• [DO THIS]: Write out the material below line for line without any changes, leaving out the pictures.

• [DATA PROVIDED]:

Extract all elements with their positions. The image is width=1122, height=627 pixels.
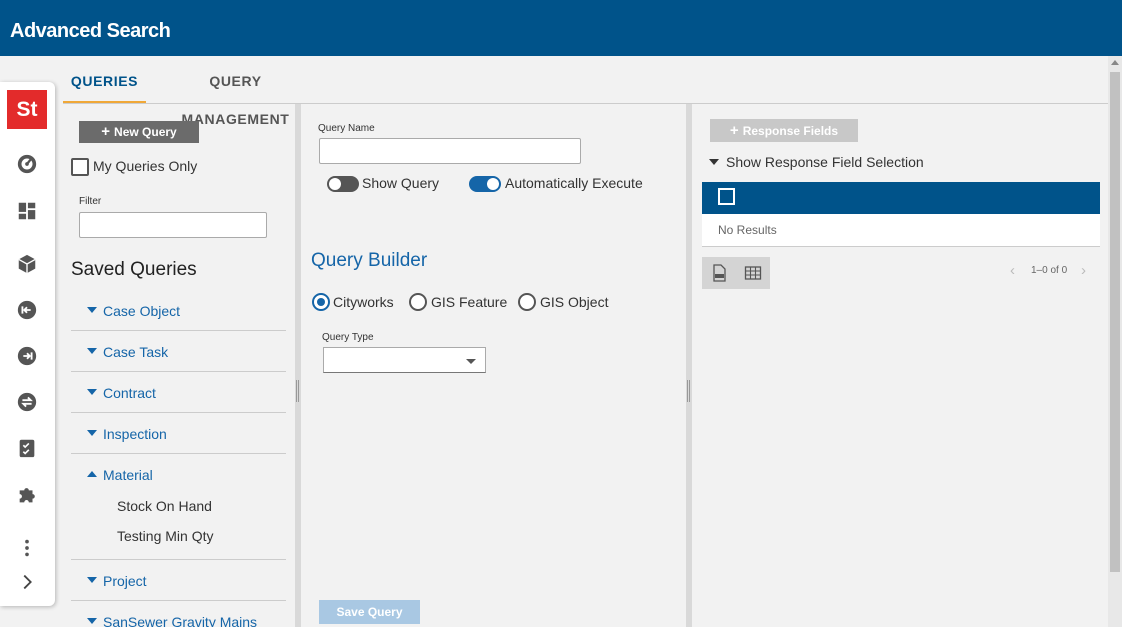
chevron-down-icon xyxy=(466,359,476,364)
tab-queries[interactable]: QUERIES xyxy=(63,62,146,104)
pager-text: 1–0 of 0 xyxy=(1031,265,1068,276)
saved-query-testing-min-qty[interactable]: Testing Min Qty xyxy=(117,528,213,544)
select-all-checkbox[interactable] xyxy=(718,188,735,205)
caret-down-icon xyxy=(87,348,97,354)
caret-down-icon xyxy=(87,389,97,395)
caret-down-icon xyxy=(87,577,97,583)
new-query-label: New Query xyxy=(114,125,177,139)
export-file-icon[interactable] xyxy=(710,264,728,282)
filter-input[interactable] xyxy=(79,212,267,238)
plus-icon: + xyxy=(101,123,111,140)
plus-icon: + xyxy=(729,122,739,139)
left-splitter[interactable] xyxy=(295,104,301,627)
caret-down-icon xyxy=(87,307,97,313)
query-builder-panel: Query Name Show Query Automatically Exec… xyxy=(303,104,684,627)
tree-item-label: Case Task xyxy=(103,344,169,360)
auto-execute-toggle[interactable] xyxy=(469,176,501,192)
tree-item-label: Inspection xyxy=(103,426,167,442)
app-title: Advanced Search xyxy=(10,20,171,42)
saved-queries-title: Saved Queries xyxy=(71,259,197,280)
radio-gis-feature[interactable] xyxy=(409,293,427,311)
tree-item-label: SanSewer Gravity Mains xyxy=(103,614,258,627)
saved-queries-panel: + New Query My Queries Only Filter Saved … xyxy=(63,104,295,627)
new-query-button[interactable]: + New Query xyxy=(79,121,199,143)
app-header: Advanced Search xyxy=(0,0,1122,56)
my-queries-label: My Queries Only xyxy=(93,158,198,174)
save-query-button[interactable]: Save Query xyxy=(319,600,420,624)
puzzle-icon[interactable] xyxy=(15,483,39,507)
query-type-select[interactable] xyxy=(323,347,486,373)
results-grid-body: No Results xyxy=(702,214,1100,247)
table-view-icon[interactable] xyxy=(744,264,762,282)
saved-query-stock-on-hand[interactable]: Stock On Hand xyxy=(117,498,212,514)
results-grid-header xyxy=(702,182,1100,214)
query-name-label: Query Name xyxy=(318,123,375,134)
swap-icon[interactable] xyxy=(15,390,39,414)
prev-page-icon[interactable]: ‹ xyxy=(1010,262,1015,279)
caret-down-icon[interactable] xyxy=(709,159,719,165)
splitter-grip-icon xyxy=(296,380,299,402)
icon-rail: St xyxy=(0,82,55,606)
right-splitter[interactable] xyxy=(686,104,692,627)
results-panel: + Response Fields Show Response Field Sel… xyxy=(694,104,1108,627)
caret-up-icon xyxy=(87,471,97,477)
scroll-up-icon[interactable] xyxy=(1111,60,1119,65)
response-fields-label: Response Fields xyxy=(742,124,839,138)
gauge-icon[interactable] xyxy=(15,152,39,176)
tree-item-label: Contract xyxy=(103,385,156,401)
query-name-input[interactable] xyxy=(319,138,581,164)
box-icon[interactable] xyxy=(15,252,39,276)
query-builder-title: Query Builder xyxy=(311,250,428,271)
radio-cityworks-label: Cityworks xyxy=(333,294,394,310)
tree-item-sansewer-gravity-mains[interactable]: SanSewer Gravity Mains xyxy=(71,601,286,627)
radio-gis-object[interactable] xyxy=(518,293,536,311)
tree-item-contract[interactable]: Contract xyxy=(71,372,286,413)
more-vertical-icon[interactable] xyxy=(15,536,39,560)
scrollbar-thumb[interactable] xyxy=(1110,72,1120,572)
tree-item-label: Material xyxy=(103,467,153,483)
radio-gis-feature-label: GIS Feature xyxy=(431,294,508,310)
query-type-label: Query Type xyxy=(322,332,374,343)
show-query-toggle[interactable] xyxy=(327,176,359,192)
radio-cityworks[interactable] xyxy=(312,293,330,311)
tree-item-material[interactable]: Material Stock On Hand Testing Min Qty xyxy=(71,454,286,560)
next-page-icon[interactable]: › xyxy=(1081,262,1086,279)
show-query-label: Show Query xyxy=(362,175,440,191)
tree-item-label: Case Object xyxy=(103,303,181,319)
response-fields-button[interactable]: + Response Fields xyxy=(710,119,858,142)
splitter-grip-icon xyxy=(687,380,690,402)
no-results-text: No Results xyxy=(718,223,777,237)
tree-item-case-object[interactable]: Case Object xyxy=(71,290,286,331)
page-scrollbar[interactable] xyxy=(1108,56,1122,627)
grid-toolbar xyxy=(702,257,770,289)
tree-item-project[interactable]: Project xyxy=(71,560,286,601)
chevron-right-icon[interactable] xyxy=(15,570,39,594)
tree-item-inspection[interactable]: Inspection xyxy=(71,413,286,454)
tree-item-case-task[interactable]: Case Task xyxy=(71,331,286,372)
caret-down-icon xyxy=(87,430,97,436)
sign-out-icon[interactable] xyxy=(15,344,39,368)
filter-label: Filter xyxy=(79,196,102,207)
tab-query-management[interactable]: QUERY MANAGEMENT xyxy=(158,62,313,127)
show-response-selection-label[interactable]: Show Response Field Selection xyxy=(726,154,924,170)
caret-down-icon xyxy=(87,618,97,624)
checklist-icon[interactable] xyxy=(15,436,39,460)
tree-item-label: Project xyxy=(103,573,147,589)
radio-gis-object-label: GIS Object xyxy=(540,294,609,310)
app-logo[interactable]: St xyxy=(7,90,47,129)
dashboard-icon[interactable] xyxy=(15,199,39,223)
sign-in-icon[interactable] xyxy=(15,298,39,322)
my-queries-checkbox[interactable] xyxy=(71,158,89,176)
auto-execute-label: Automatically Execute xyxy=(505,175,643,191)
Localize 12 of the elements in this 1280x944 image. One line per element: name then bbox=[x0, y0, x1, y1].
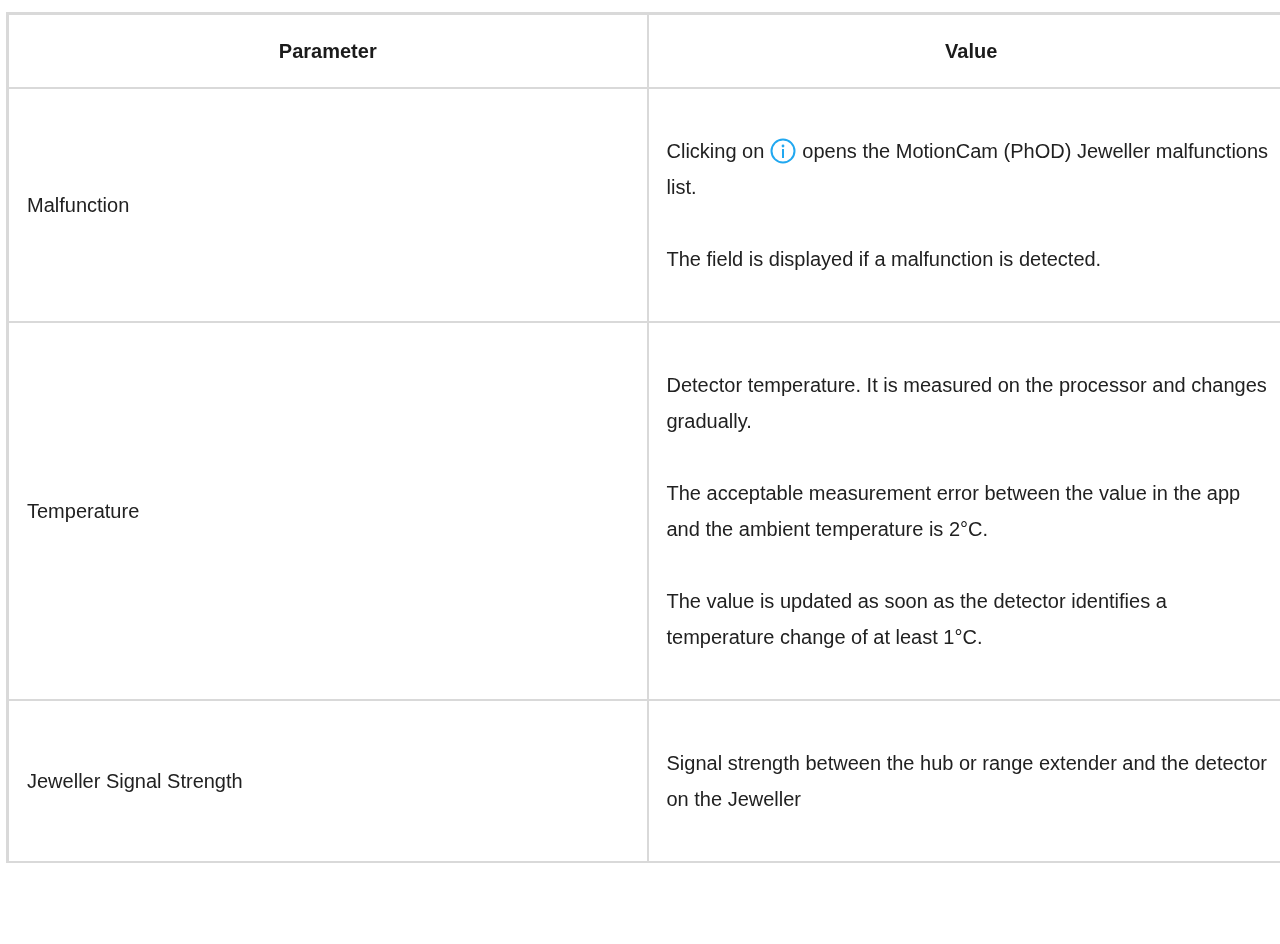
value-text: Clicking on opens the MotionCam (PhOD) Jeweller malfunctions list. bbox=[666, 137, 1270, 200]
parameter-name: Malfunction bbox=[27, 194, 130, 216]
parameter-name: Jeweller Signal Strength bbox=[27, 770, 243, 792]
value-text: The acceptable measurement error between the value in the app and the ambient temperature is 2°C. bbox=[666, 481, 1242, 542]
column-header: Parameter bbox=[7, 13, 648, 88]
info-icon bbox=[770, 138, 797, 164]
value-text: Detector temperature. It is measured on the processor and changes gradually. bbox=[666, 373, 1268, 434]
column-header: Value bbox=[647, 13, 1280, 88]
value-text: The field is displayed if a malfunction is detected. bbox=[666, 247, 1103, 272]
value-text: The value is updated as soon as the detector identifies a temperature change of at least 1°C. bbox=[666, 589, 1168, 650]
value-text: Signal strength between the hub or range extender and the detector on the Jeweller bbox=[666, 751, 1268, 812]
parameter-name: Temperature bbox=[27, 500, 140, 522]
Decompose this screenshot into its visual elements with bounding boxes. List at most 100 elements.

• [CORRECT RESPONSE]:
Extract all elements with their positions. The image is width=1122, height=627 pixels.
chevron-down-icon xyxy=(466,359,476,364)
tab-queries[interactable]: QUERIES xyxy=(63,62,146,104)
pager-text: 1–0 of 0 xyxy=(1031,265,1068,276)
saved-query-testing-min-qty[interactable]: Testing Min Qty xyxy=(117,528,213,544)
select-all-checkbox[interactable] xyxy=(718,188,735,205)
caret-down-icon xyxy=(87,348,97,354)
caret-down-icon xyxy=(87,389,97,395)
caret-down-icon xyxy=(87,577,97,583)
new-query-label: New Query xyxy=(114,125,177,139)
export-file-icon[interactable] xyxy=(710,264,728,282)
filter-input[interactable] xyxy=(79,212,267,238)
plus-icon: + xyxy=(101,123,111,140)
plus-icon: + xyxy=(729,122,739,139)
left-splitter[interactable] xyxy=(295,104,301,627)
caret-down-icon xyxy=(87,307,97,313)
query-builder-panel: Query Name Show Query Automatically Exec… xyxy=(303,104,684,627)
tree-item-label: Case Task xyxy=(103,344,169,360)
auto-execute-toggle[interactable] xyxy=(469,176,501,192)
tree-item-label: Inspection xyxy=(103,426,167,442)
app-title: Advanced Search xyxy=(10,20,171,42)
saved-queries-title: Saved Queries xyxy=(71,259,197,280)
radio-gis-feature[interactable] xyxy=(409,293,427,311)
tree-item-label: SanSewer Gravity Mains xyxy=(103,614,258,627)
saved-queries-panel: + New Query My Queries Only Filter Saved … xyxy=(63,104,295,627)
new-query-button[interactable]: + New Query xyxy=(79,121,199,143)
app-header: Advanced Search xyxy=(0,0,1122,56)
my-queries-label: My Queries Only xyxy=(93,158,198,174)
save-query-button[interactable]: Save Query xyxy=(319,600,420,624)
puzzle-icon[interactable] xyxy=(15,483,39,507)
query-type-select[interactable] xyxy=(323,347,486,373)
results-grid-body: No Results xyxy=(702,214,1100,247)
table-view-icon[interactable] xyxy=(744,264,762,282)
saved-query-stock-on-hand[interactable]: Stock On Hand xyxy=(117,498,212,514)
results-grid-header xyxy=(702,182,1100,214)
query-name-label: Query Name xyxy=(318,123,375,134)
swap-icon[interactable] xyxy=(15,390,39,414)
prev-page-icon[interactable]: ‹ xyxy=(1010,262,1015,279)
caret-down-icon[interactable] xyxy=(709,159,719,165)
splitter-grip-icon xyxy=(296,380,299,402)
icon-rail: St xyxy=(0,82,55,606)
right-splitter[interactable] xyxy=(686,104,692,627)
results-panel: + Response Fields Show Response Field Sel… xyxy=(694,104,1108,627)
caret-up-icon xyxy=(87,471,97,477)
scroll-up-icon[interactable] xyxy=(1111,60,1119,65)
response-fields-label: Response Fields xyxy=(742,124,839,138)
gauge-icon[interactable] xyxy=(15,152,39,176)
tree-item-label: Contract xyxy=(103,385,156,401)
query-name-input[interactable] xyxy=(319,138,581,164)
box-icon[interactable] xyxy=(15,252,39,276)
query-builder-title: Query Builder xyxy=(311,250,428,271)
radio-cityworks-label: Cityworks xyxy=(333,294,394,310)
tree-item-sansewer-gravity-mains[interactable]: SanSewer Gravity Mains xyxy=(71,601,286,627)
radio-gis-object[interactable] xyxy=(518,293,536,311)
tree-item-contract[interactable]: Contract xyxy=(71,372,286,413)
more-vertical-icon[interactable] xyxy=(15,536,39,560)
scrollbar-thumb[interactable] xyxy=(1110,72,1120,572)
tree-item-label: Material xyxy=(103,467,153,483)
radio-gis-feature-label: GIS Feature xyxy=(431,294,508,310)
query-type-label: Query Type xyxy=(322,332,374,343)
show-query-toggle[interactable] xyxy=(327,176,359,192)
radio-cityworks[interactable] xyxy=(312,293,330,311)
tree-item-material[interactable]: Material Stock On Hand Testing Min Qty xyxy=(71,454,286,560)
next-page-icon[interactable]: › xyxy=(1081,262,1086,279)
show-query-label: Show Query xyxy=(362,175,440,191)
tree-item-label: Case Object xyxy=(103,303,181,319)
response-fields-button[interactable]: + Response Fields xyxy=(710,119,858,142)
splitter-grip-icon xyxy=(687,380,690,402)
no-results-text: No Results xyxy=(718,223,777,237)
tree-item-case-object[interactable]: Case Object xyxy=(71,290,286,331)
page-scrollbar[interactable] xyxy=(1108,56,1122,627)
grid-toolbar xyxy=(702,257,770,289)
tree-item-project[interactable]: Project xyxy=(71,560,286,601)
chevron-right-icon[interactable] xyxy=(15,570,39,594)
tree-item-inspection[interactable]: Inspection xyxy=(71,413,286,454)
tree-item-case-task[interactable]: Case Task xyxy=(71,331,286,372)
caret-down-icon xyxy=(87,430,97,436)
sign-out-icon[interactable] xyxy=(15,344,39,368)
filter-label: Filter xyxy=(79,196,102,207)
tab-query-management[interactable]: QUERY MANAGEMENT xyxy=(158,62,313,127)
show-response-selection-label[interactable]: Show Response Field Selection xyxy=(726,154,924,170)
caret-down-icon xyxy=(87,618,97,624)
checklist-icon[interactable] xyxy=(15,436,39,460)
tree-item-label: Project xyxy=(103,573,147,589)
radio-gis-object-label: GIS Object xyxy=(540,294,609,310)
app-logo[interactable]: St xyxy=(7,90,47,129)
dashboard-icon[interactable] xyxy=(15,199,39,223)
sign-in-icon[interactable] xyxy=(15,298,39,322)
my-queries-checkbox[interactable] xyxy=(71,158,89,176)
auto-execute-label: Automatically Execute xyxy=(505,175,643,191)
Localize 12 of the elements in this 1280x944 image. One line per element: name then bbox=[x0, y0, x1, y1].
value-text: Clicking on opens the MotionCam (PhOD) Jeweller malfunctions list. bbox=[666, 137, 1270, 200]
parameter-name: Malfunction bbox=[27, 194, 130, 216]
parameter-name: Jeweller Signal Strength bbox=[27, 770, 243, 792]
value-text: The acceptable measurement error between the value in the app and the ambient temperature is 2°C. bbox=[666, 481, 1242, 542]
column-header: Parameter bbox=[7, 13, 648, 88]
info-icon bbox=[770, 138, 797, 164]
value-text: Detector temperature. It is measured on the processor and changes gradually. bbox=[666, 373, 1268, 434]
column-header: Value bbox=[647, 13, 1280, 88]
value-text: The field is displayed if a malfunction is detected. bbox=[666, 247, 1103, 272]
value-text: The value is updated as soon as the detector identifies a temperature change of at least 1°C. bbox=[666, 589, 1168, 650]
value-text: Signal strength between the hub or range extender and the detector on the Jeweller bbox=[666, 751, 1268, 812]
parameter-name: Temperature bbox=[27, 500, 140, 522]
Decompose this screenshot into its visual elements with bounding boxes. List at most 100 elements.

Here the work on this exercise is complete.